* _Task objective_: Your task is to return the span of lines beginning at the one with "Convert this screenshot" and ending at the last line of the data, exactly as it stands.

* _Provided entries_:
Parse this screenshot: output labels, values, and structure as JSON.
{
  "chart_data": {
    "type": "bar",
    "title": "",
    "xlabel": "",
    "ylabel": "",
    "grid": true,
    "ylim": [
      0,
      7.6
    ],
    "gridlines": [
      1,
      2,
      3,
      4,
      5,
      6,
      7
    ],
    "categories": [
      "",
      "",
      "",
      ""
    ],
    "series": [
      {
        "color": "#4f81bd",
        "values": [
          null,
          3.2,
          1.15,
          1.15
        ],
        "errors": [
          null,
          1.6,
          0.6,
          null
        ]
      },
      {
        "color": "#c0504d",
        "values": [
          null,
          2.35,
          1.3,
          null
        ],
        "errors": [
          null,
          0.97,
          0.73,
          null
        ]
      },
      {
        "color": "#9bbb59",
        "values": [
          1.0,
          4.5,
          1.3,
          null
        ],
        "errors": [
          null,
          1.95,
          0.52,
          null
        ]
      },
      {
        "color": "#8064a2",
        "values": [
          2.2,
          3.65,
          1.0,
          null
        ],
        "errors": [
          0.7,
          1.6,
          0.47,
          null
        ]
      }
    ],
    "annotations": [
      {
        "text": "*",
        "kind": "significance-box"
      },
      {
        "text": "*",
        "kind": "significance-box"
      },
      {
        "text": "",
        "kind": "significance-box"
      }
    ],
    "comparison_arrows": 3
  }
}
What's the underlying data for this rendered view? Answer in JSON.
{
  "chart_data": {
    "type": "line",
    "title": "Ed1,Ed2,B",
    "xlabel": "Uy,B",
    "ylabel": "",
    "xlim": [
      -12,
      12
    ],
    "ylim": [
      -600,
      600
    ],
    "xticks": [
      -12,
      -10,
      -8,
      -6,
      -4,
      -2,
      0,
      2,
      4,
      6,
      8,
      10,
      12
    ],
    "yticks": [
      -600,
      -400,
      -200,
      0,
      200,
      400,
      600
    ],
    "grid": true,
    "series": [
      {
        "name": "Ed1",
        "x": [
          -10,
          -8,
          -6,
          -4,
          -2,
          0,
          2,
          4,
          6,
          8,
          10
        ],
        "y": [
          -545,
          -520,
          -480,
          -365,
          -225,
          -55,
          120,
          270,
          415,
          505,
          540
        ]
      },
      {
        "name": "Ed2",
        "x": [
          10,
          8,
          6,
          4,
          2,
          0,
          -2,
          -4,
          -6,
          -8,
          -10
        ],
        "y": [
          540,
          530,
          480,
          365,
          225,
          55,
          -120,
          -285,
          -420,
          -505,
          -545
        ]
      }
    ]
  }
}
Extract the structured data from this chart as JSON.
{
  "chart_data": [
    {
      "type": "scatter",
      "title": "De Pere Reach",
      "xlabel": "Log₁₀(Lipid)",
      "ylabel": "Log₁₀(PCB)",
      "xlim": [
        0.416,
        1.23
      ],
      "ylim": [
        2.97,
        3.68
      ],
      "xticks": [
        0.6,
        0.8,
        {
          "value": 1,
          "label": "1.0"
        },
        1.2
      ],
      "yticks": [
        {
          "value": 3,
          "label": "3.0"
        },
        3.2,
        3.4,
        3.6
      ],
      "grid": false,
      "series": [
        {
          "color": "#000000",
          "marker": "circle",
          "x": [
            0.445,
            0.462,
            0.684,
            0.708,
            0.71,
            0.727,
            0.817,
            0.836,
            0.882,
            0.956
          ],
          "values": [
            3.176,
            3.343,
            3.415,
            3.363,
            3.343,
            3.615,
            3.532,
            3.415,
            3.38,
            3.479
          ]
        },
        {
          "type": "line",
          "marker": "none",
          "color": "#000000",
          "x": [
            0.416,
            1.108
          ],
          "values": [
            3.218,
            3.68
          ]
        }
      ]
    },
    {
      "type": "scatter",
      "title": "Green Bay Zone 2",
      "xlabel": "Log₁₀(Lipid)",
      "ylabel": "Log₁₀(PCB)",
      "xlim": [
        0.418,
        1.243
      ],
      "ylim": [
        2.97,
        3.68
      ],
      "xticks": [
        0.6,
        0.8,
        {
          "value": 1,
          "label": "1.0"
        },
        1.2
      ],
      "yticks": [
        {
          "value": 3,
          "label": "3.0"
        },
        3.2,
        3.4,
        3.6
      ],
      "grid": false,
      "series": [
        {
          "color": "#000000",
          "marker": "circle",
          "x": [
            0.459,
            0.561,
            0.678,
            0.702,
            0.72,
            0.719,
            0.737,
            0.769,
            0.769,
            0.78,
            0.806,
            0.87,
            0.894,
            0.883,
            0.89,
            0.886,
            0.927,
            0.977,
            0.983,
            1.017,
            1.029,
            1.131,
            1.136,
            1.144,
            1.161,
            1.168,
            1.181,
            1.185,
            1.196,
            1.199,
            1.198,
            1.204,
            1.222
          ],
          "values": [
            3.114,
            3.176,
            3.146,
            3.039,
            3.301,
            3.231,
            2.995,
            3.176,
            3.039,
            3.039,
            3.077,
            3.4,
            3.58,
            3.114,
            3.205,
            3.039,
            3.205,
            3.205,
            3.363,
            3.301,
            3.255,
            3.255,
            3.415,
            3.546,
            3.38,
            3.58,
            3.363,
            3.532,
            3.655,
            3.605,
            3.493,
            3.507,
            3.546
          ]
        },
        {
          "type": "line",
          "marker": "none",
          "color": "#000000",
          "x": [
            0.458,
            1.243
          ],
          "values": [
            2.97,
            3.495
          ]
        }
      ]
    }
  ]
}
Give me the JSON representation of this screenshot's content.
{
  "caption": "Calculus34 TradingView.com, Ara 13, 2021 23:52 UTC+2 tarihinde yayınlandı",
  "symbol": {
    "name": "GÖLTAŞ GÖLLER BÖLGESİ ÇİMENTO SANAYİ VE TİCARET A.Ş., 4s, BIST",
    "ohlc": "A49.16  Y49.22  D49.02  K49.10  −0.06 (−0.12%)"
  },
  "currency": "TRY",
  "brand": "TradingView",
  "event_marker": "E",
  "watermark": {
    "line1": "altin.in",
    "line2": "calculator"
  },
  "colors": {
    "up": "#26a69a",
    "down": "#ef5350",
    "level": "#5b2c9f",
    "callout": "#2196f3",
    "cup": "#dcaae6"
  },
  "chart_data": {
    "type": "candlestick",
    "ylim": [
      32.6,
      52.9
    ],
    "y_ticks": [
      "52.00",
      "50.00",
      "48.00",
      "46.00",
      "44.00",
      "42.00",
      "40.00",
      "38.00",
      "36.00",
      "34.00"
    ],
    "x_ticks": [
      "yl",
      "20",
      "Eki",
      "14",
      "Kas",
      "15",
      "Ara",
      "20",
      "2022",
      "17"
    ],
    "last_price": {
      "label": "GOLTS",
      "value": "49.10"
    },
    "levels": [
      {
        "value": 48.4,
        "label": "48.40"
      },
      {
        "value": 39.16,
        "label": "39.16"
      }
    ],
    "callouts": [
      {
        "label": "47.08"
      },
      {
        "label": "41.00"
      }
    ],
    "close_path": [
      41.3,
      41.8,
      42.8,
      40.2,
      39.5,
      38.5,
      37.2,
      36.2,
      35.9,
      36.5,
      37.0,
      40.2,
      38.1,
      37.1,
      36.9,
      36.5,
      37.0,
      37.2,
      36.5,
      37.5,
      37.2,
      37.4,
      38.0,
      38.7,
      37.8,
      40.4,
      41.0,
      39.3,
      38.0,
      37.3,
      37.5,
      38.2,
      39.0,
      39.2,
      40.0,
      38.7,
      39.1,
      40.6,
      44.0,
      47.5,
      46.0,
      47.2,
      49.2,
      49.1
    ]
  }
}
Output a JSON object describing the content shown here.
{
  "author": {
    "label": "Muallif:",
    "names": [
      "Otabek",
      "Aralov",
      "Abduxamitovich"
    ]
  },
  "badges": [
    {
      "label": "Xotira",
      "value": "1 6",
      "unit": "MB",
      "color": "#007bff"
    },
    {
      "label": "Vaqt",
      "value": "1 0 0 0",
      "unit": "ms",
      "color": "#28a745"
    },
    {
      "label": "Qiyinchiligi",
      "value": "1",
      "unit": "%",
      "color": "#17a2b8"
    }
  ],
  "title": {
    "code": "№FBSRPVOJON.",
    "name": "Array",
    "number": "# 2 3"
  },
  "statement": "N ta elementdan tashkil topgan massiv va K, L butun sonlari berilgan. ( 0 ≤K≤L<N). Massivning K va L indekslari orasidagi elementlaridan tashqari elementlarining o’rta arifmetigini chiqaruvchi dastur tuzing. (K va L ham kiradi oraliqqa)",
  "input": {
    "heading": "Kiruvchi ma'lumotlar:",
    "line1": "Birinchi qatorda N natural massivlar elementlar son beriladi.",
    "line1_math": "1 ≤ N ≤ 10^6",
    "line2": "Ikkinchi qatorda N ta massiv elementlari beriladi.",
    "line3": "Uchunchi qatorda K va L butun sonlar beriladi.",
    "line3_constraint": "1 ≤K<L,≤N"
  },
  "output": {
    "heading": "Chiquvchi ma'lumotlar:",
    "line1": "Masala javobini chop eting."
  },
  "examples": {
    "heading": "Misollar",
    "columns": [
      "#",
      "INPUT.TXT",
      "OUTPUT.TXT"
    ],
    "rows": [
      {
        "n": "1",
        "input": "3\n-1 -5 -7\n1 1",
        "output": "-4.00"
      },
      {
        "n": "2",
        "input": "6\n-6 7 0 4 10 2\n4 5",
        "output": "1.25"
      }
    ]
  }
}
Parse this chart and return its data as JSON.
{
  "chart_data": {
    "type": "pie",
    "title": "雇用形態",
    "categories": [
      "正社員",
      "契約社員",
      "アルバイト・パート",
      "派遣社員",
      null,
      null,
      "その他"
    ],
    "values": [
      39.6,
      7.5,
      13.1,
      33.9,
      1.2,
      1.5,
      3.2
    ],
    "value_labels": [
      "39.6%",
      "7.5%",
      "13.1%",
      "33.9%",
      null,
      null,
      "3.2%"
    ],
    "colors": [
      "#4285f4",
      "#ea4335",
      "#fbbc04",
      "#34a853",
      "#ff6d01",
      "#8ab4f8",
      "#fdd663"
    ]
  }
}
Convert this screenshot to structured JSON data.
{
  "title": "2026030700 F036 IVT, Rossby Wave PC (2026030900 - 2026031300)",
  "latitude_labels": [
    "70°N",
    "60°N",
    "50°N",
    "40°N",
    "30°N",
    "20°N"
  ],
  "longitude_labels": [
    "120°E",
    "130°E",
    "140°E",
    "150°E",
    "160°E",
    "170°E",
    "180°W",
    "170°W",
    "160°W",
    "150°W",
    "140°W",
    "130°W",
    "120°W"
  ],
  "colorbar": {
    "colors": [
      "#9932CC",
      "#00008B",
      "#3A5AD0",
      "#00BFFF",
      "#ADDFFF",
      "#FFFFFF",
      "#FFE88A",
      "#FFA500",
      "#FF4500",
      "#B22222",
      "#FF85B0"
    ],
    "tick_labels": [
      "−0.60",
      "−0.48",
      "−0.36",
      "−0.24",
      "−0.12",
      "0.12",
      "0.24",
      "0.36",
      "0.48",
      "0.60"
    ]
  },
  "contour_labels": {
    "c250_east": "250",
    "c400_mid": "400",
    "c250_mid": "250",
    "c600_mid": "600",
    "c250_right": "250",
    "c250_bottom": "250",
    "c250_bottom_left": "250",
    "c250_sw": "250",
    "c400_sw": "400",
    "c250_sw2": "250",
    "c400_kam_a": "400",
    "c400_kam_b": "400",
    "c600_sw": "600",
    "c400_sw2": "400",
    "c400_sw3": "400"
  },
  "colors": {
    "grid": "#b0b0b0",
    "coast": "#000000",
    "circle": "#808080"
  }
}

* _Final answer_:
Convert this screenshot to structured JSON data.
{
  "title": "2026030700 F036 IVT, Rossby Wave PC (2026030900 - 2026031300)",
  "latitude_labels": [
    "70°N",
    "60°N",
    "50°N",
    "40°N",
    "30°N",
    "20°N"
  ],
  "longitude_labels": [
    "120°E",
    "130°E",
    "140°E",
    "150°E",
    "160°E",
    "170°E",
    "180°W",
    "170°W",
    "160°W",
    "150°W",
    "140°W",
    "130°W",
    "120°W"
  ],
  "colorbar": {
    "colors": [
      "#9932CC",
      "#00008B",
      "#3A5AD0",
      "#00BFFF",
      "#ADDFFF",
      "#FFFFFF",
      "#FFE88A",
      "#FFA500",
      "#FF4500",
      "#B22222",
      "#FF85B0"
    ],
    "tick_labels": [
      "−0.60",
      "−0.48",
      "−0.36",
      "−0.24",
      "−0.12",
      "0.12",
      "0.24",
      "0.36",
      "0.48",
      "0.60"
    ]
  },
  "contour_labels": {
    "c250_east": "250",
    "c400_mid": "400",
    "c250_mid": "250",
    "c600_mid": "600",
    "c250_right": "250",
    "c250_bottom": "250",
    "c250_bottom_left": "250",
    "c250_sw": "250",
    "c400_sw": "400",
    "c250_sw2": "250",
    "c400_kam_a": "400",
    "c400_kam_b": "400",
    "c600_sw": "600",
    "c400_sw2": "400",
    "c400_sw3": "400"
  },
  "colors": {
    "grid": "#b0b0b0",
    "coast": "#000000",
    "circle": "#808080"
  }
}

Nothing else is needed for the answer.